[Start DATA FOR THE TASK]

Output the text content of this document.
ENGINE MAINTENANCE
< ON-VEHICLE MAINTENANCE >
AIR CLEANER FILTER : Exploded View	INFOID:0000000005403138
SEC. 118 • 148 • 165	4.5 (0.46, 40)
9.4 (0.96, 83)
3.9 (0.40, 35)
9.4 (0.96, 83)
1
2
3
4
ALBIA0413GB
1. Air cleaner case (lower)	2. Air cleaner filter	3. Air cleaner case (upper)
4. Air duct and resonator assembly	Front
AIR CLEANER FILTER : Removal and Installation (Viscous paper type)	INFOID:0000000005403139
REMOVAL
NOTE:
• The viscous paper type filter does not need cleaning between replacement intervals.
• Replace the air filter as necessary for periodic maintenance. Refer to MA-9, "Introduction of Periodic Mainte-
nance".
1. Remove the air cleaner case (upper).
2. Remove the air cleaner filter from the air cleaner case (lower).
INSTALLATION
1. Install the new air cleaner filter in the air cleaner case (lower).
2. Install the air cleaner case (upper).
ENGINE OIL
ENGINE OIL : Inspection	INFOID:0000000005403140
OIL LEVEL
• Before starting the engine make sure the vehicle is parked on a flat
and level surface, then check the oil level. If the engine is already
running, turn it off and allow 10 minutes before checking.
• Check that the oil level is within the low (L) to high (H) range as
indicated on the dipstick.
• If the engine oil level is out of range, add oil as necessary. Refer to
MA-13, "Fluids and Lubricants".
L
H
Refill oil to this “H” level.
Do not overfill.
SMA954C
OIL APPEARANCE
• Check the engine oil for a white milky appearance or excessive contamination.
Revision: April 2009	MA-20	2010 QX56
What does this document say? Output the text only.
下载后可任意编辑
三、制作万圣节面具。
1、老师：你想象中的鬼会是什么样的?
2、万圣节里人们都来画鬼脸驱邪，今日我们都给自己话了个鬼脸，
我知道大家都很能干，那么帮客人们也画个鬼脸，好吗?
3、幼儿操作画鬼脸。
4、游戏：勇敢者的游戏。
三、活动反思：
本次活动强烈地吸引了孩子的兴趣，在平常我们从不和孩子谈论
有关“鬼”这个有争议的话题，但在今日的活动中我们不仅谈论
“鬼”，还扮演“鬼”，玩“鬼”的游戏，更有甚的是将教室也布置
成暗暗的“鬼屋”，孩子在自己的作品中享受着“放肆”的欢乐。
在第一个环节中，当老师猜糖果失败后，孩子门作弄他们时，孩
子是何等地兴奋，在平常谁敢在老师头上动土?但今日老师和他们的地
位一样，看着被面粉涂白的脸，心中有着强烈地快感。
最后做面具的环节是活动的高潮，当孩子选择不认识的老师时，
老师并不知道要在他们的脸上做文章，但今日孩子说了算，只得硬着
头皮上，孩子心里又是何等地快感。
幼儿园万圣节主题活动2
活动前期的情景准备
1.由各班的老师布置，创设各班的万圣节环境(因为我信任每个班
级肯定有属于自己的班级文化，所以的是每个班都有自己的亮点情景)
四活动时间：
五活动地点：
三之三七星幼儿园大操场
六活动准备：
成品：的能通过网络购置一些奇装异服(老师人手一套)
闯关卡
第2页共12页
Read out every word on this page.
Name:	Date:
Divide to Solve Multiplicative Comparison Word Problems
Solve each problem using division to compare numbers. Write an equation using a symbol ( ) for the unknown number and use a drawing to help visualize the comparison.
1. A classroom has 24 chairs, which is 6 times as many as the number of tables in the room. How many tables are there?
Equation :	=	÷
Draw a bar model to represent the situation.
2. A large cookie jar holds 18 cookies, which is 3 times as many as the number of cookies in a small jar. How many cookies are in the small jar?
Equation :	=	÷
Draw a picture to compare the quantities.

[End DATA FOR THE TASK]

# PROBLEM DETAILS
Where a line above contains the word "Output", copy that line.

# TASK SOLUTION
Output the text content of this document.
What does this document say? Output the text only.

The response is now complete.